--- START Material for this exercise ---

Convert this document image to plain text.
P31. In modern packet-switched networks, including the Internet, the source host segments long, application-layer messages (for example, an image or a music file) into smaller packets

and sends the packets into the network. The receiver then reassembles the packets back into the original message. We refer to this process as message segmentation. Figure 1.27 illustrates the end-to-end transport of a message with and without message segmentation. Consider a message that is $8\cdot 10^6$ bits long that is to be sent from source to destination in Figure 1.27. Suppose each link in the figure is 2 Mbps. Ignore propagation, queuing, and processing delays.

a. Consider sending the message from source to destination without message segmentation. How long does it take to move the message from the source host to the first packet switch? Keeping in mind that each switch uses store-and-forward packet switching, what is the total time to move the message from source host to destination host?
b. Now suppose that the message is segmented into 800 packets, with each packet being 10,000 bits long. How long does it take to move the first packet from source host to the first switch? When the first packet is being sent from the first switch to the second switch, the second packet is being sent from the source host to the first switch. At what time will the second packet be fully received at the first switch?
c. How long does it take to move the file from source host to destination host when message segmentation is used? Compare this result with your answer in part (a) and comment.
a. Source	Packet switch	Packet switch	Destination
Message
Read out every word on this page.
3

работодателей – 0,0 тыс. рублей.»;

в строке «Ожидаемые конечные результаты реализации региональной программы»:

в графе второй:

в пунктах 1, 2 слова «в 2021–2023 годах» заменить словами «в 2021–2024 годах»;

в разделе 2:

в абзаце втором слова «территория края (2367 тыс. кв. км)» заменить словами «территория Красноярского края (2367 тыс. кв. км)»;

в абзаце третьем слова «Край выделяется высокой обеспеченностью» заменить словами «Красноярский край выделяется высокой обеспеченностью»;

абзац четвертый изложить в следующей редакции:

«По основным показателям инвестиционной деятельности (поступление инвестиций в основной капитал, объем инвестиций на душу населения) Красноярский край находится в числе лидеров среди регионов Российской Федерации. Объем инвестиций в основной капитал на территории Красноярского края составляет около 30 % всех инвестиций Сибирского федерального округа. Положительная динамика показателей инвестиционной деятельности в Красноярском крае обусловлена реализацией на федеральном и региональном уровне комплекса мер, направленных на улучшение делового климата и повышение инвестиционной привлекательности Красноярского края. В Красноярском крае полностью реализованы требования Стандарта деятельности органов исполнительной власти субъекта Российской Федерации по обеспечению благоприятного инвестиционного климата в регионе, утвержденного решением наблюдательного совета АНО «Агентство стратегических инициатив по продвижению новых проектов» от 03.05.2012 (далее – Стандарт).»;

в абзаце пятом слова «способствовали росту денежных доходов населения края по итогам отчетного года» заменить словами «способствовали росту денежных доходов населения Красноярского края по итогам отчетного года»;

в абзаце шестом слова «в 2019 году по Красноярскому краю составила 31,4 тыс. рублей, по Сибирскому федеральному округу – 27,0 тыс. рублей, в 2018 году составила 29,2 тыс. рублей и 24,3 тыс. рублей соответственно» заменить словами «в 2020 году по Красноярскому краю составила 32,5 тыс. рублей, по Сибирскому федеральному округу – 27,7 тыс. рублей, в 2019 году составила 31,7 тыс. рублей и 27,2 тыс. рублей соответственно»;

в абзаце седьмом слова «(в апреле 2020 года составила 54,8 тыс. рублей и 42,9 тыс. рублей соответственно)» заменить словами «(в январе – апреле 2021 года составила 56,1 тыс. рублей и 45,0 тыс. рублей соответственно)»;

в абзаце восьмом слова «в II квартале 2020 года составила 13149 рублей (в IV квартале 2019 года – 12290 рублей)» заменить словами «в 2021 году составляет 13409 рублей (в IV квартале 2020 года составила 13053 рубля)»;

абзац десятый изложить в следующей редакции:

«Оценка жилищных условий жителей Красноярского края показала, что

--- END Material for this exercise ---

> **Stated goal**
Read through the entries and copy each line in which "move" appears.

> **In response**
a. Consider sending the message from source to destination without message segmentation. How long does it take to move the message from the source host to the first packet switch? Keeping in mind that each switch uses store-and-forward packet switching, what is the total time to move the message from source host to destination host?
b. Now suppose that the message is segmented into 800 packets, with each packet being 10,000 bits long. How long does it take to move the first packet from source host to the first switch? When the first packet is being sent from the first switch to the second switch, the second packet is being sent from the source host to the first switch. At what time will the second packet be fully received at the first switch?
c. How long does it take to move the file from source host to destination host when message segmentation is used? Compare this result with your answer in part (a) and comment.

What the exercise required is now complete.